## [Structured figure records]
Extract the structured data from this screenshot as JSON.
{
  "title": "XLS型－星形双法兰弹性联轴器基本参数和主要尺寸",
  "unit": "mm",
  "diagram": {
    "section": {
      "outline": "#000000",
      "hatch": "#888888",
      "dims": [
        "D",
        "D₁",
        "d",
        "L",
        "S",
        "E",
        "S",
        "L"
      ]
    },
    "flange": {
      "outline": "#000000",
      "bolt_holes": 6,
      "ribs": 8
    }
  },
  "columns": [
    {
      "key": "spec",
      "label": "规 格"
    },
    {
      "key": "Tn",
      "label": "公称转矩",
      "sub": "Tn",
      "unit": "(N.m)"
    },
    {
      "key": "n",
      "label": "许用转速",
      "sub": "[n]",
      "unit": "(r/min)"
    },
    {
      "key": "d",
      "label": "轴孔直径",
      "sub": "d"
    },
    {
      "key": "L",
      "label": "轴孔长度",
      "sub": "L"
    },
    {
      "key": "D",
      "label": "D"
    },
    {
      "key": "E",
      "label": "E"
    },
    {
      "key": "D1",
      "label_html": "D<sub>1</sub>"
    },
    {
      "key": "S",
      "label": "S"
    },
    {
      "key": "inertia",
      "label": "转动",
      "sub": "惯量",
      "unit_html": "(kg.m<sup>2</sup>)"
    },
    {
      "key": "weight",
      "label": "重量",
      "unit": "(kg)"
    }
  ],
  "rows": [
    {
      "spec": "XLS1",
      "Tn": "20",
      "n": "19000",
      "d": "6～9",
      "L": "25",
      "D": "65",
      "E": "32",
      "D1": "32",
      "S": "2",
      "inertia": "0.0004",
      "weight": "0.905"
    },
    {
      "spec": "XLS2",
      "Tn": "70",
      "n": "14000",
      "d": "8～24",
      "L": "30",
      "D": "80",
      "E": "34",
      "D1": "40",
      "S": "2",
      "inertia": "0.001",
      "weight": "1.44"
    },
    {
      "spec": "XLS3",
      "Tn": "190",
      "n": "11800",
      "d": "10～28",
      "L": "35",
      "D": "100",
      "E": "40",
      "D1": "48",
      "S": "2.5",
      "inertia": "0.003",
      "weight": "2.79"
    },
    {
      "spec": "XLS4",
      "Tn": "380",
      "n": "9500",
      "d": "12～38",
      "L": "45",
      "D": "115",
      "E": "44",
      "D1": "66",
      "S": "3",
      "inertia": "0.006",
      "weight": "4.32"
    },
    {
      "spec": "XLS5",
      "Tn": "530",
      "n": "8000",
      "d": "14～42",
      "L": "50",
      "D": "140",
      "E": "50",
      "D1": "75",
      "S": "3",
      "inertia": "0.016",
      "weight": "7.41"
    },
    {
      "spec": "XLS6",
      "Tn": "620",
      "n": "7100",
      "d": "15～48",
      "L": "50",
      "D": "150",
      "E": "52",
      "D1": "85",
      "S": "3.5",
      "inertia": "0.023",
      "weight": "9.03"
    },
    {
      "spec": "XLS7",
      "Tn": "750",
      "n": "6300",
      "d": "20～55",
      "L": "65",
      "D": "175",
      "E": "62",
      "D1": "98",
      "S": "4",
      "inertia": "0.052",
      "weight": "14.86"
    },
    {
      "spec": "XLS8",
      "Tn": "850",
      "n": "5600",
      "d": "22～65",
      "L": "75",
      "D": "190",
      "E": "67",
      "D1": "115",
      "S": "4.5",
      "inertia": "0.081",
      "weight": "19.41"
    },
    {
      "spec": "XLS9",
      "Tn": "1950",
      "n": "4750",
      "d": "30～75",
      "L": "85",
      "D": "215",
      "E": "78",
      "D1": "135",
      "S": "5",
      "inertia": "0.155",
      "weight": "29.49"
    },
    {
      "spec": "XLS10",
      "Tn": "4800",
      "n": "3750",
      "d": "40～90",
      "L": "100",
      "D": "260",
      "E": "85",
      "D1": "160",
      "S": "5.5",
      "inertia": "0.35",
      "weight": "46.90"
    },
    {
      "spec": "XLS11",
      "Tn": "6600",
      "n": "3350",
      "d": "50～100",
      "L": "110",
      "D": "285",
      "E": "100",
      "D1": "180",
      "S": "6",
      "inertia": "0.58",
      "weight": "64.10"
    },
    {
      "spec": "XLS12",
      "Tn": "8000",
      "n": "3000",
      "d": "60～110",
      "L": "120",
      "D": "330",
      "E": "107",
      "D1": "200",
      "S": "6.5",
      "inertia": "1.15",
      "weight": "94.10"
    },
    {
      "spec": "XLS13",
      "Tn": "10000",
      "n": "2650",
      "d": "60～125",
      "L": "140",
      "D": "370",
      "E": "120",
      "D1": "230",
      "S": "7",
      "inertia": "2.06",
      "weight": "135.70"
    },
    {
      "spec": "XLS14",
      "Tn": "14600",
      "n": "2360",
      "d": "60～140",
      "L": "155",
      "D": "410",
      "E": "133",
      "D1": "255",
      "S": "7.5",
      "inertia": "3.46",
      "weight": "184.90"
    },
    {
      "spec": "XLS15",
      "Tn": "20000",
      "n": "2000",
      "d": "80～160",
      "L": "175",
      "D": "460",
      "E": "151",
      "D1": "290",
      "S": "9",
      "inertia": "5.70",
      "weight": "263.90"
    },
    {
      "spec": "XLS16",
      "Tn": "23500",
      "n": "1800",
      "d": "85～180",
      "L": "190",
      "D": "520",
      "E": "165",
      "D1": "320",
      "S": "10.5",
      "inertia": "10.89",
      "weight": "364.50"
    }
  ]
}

## [GIVEN REQUEST]
From the records above, extract every entry exactly as given.

## [EXERCISE RESPONSE]
Extract the structured data from this screenshot as JSON.
{
  "title": "XLS型－星形双法兰弹性联轴器基本参数和主要尺寸",
  "unit": "mm",
  "diagram": {
    "section": {
      "outline": "#000000",
      "hatch": "#888888",
      "dims": [
        "D",
        "D₁",
        "d",
        "L",
        "S",
        "E",
        "S",
        "L"
      ]
    },
    "flange": {
      "outline": "#000000",
      "bolt_holes": 6,
      "ribs": 8
    }
  },
  "columns": [
    {
      "key": "spec",
      "label": "规 格"
    },
    {
      "key": "Tn",
      "label": "公称转矩",
      "sub": "Tn",
      "unit": "(N.m)"
    },
    {
      "key": "n",
      "label": "许用转速",
      "sub": "[n]",
      "unit": "(r/min)"
    },
    {
      "key": "d",
      "label": "轴孔直径",
      "sub": "d"
    },
    {
      "key": "L",
      "label": "轴孔长度",
      "sub": "L"
    },
    {
      "key": "D",
      "label": "D"
    },
    {
      "key": "E",
      "label": "E"
    },
    {
      "key": "D1",
      "label_html": "D<sub>1</sub>"
    },
    {
      "key": "S",
      "label": "S"
    },
    {
      "key": "inertia",
      "label": "转动",
      "sub": "惯量",
      "unit_html": "(kg.m<sup>2</sup>)"
    },
    {
      "key": "weight",
      "label": "重量",
      "unit": "(kg)"
    }
  ],
  "rows": [
    {
      "spec": "XLS1",
      "Tn": "20",
      "n": "19000",
      "d": "6～9",
      "L": "25",
      "D": "65",
      "E": "32",
      "D1": "32",
      "S": "2",
      "inertia": "0.0004",
      "weight": "0.905"
    },
    {
      "spec": "XLS2",
      "Tn": "70",
      "n": "14000",
      "d": "8～24",
      "L": "30",
      "D": "80",
      "E": "34",
      "D1": "40",
      "S": "2",
      "inertia": "0.001",
      "weight": "1.44"
    },
    {
      "spec": "XLS3",
      "Tn": "190",
      "n": "11800",
      "d": "10～28",
      "L": "35",
      "D": "100",
      "E": "40",
      "D1": "48",
      "S": "2.5",
      "inertia": "0.003",
      "weight": "2.79"
    },
    {
      "spec": "XLS4",
      "Tn": "380",
      "n": "9500",
      "d": "12～38",
      "L": "45",
      "D": "115",
      "E": "44",
      "D1": "66",
      "S": "3",
      "inertia": "0.006",
      "weight": "4.32"
    },
    {
      "spec": "XLS5",
      "Tn": "530",
      "n": "8000",
      "d": "14～42",
      "L": "50",
      "D": "140",
      "E": "50",
      "D1": "75",
      "S": "3",
      "inertia": "0.016",
      "weight": "7.41"
    },
    {
      "spec": "XLS6",
      "Tn": "620",
      "n": "7100",
      "d": "15～48",
      "L": "50",
      "D": "150",
      "E": "52",
      "D1": "85",
      "S": "3.5",
      "inertia": "0.023",
      "weight": "9.03"
    },
    {
      "spec": "XLS7",
      "Tn": "750",
      "n": "6300",
      "d": "20～55",
      "L": "65",
      "D": "175",
      "E": "62",
      "D1": "98",
      "S": "4",
      "inertia": "0.052",
      "weight": "14.86"
    },
    {
      "spec": "XLS8",
      "Tn": "850",
      "n": "5600",
      "d": "22～65",
      "L": "75",
      "D": "190",
      "E": "67",
      "D1": "115",
      "S": "4.5",
      "inertia": "0.081",
      "weight": "19.41"
    },
    {
      "spec": "XLS9",
      "Tn": "1950",
      "n": "4750",
      "d": "30～75",
      "L": "85",
      "D": "215",
      "E": "78",
      "D1": "135",
      "S": "5",
      "inertia": "0.155",
      "weight": "29.49"
    },
    {
      "spec": "XLS10",
      "Tn": "4800",
      "n": "3750",
      "d": "40～90",
      "L": "100",
      "D": "260",
      "E": "85",
      "D1": "160",
      "S": "5.5",
      "inertia": "0.35",
      "weight": "46.90"
    },
    {
      "spec": "XLS11",
      "Tn": "6600",
      "n": "3350",
      "d": "50～100",
      "L": "110",
      "D": "285",
      "E": "100",
      "D1": "180",
      "S": "6",
      "inertia": "0.58",
      "weight": "64.10"
    },
    {
      "spec": "XLS12",
      "Tn": "8000",
      "n": "3000",
      "d": "60～110",
      "L": "120",
      "D": "330",
      "E": "107",
      "D1": "200",
      "S": "6.5",
      "inertia": "1.15",
      "weight": "94.10"
    },
    {
      "spec": "XLS13",
      "Tn": "10000",
      "n": "2650",
      "d": "60～125",
      "L": "140",
      "D": "370",
      "E": "120",
      "D1": "230",
      "S": "7",
      "inertia": "2.06",
      "weight": "135.70"
    },
    {
      "spec": "XLS14",
      "Tn": "14600",
      "n": "2360",
      "d": "60～140",
      "L": "155",
      "D": "410",
      "E": "133",
      "D1": "255",
      "S": "7.5",
      "inertia": "3.46",
      "weight": "184.90"
    },
    {
      "spec": "XLS15",
      "Tn": "20000",
      "n": "2000",
      "d": "80～160",
      "L": "175",
      "D": "460",
      "E": "151",
      "D1": "290",
      "S": "9",
      "inertia": "5.70",
      "weight": "263.90"
    },
    {
      "spec": "XLS16",
      "Tn": "23500",
      "n": "1800",
      "d": "85～180",
      "L": "190",
      "D": "520",
      "E": "165",
      "D1": "320",
      "S": "10.5",
      "inertia": "10.89",
      "weight": "364.50"
    }
  ]
}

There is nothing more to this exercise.